(Short exercise):
From the listing below, extract each line containing the string "true".

(Records to use):
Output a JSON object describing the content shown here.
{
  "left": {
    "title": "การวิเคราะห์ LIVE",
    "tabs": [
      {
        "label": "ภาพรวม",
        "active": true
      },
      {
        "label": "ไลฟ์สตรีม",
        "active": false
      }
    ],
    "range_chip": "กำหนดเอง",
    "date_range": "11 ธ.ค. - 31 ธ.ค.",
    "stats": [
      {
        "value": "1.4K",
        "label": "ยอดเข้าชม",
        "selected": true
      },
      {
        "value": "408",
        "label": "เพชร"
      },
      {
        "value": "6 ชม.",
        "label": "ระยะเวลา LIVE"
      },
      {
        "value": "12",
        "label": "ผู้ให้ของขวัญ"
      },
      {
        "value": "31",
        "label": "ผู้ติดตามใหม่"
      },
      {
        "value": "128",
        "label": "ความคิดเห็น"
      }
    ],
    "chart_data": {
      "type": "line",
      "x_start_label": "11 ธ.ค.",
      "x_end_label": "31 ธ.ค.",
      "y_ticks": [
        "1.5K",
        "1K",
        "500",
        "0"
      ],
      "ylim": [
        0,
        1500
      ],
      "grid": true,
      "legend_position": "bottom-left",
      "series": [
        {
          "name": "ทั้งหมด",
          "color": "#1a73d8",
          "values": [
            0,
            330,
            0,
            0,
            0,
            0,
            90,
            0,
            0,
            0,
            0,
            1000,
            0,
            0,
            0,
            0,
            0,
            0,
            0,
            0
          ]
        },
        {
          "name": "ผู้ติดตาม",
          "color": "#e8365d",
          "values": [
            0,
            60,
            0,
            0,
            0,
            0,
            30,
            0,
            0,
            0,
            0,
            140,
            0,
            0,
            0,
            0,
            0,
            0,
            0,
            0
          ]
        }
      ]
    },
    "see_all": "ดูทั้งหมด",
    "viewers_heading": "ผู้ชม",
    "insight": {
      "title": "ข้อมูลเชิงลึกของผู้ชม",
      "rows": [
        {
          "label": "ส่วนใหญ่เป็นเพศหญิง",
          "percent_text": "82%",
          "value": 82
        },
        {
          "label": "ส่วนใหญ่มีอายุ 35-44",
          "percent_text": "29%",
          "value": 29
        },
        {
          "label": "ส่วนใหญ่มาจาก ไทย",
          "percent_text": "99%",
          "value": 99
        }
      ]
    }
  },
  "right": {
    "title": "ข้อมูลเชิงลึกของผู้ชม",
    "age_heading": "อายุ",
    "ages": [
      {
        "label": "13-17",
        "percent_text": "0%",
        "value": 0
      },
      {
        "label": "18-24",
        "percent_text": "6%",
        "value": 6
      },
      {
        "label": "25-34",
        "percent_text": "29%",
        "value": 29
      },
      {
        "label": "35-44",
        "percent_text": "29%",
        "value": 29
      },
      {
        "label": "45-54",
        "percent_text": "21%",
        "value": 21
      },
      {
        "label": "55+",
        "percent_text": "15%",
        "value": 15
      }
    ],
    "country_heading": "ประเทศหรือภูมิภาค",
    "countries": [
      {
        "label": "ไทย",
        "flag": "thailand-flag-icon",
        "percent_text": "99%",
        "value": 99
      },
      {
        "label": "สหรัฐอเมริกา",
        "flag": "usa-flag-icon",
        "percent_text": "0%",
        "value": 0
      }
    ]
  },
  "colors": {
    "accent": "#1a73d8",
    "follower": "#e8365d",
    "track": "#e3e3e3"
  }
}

(Solution to this task):
        "active": true
        "selected": true
      "grid": true,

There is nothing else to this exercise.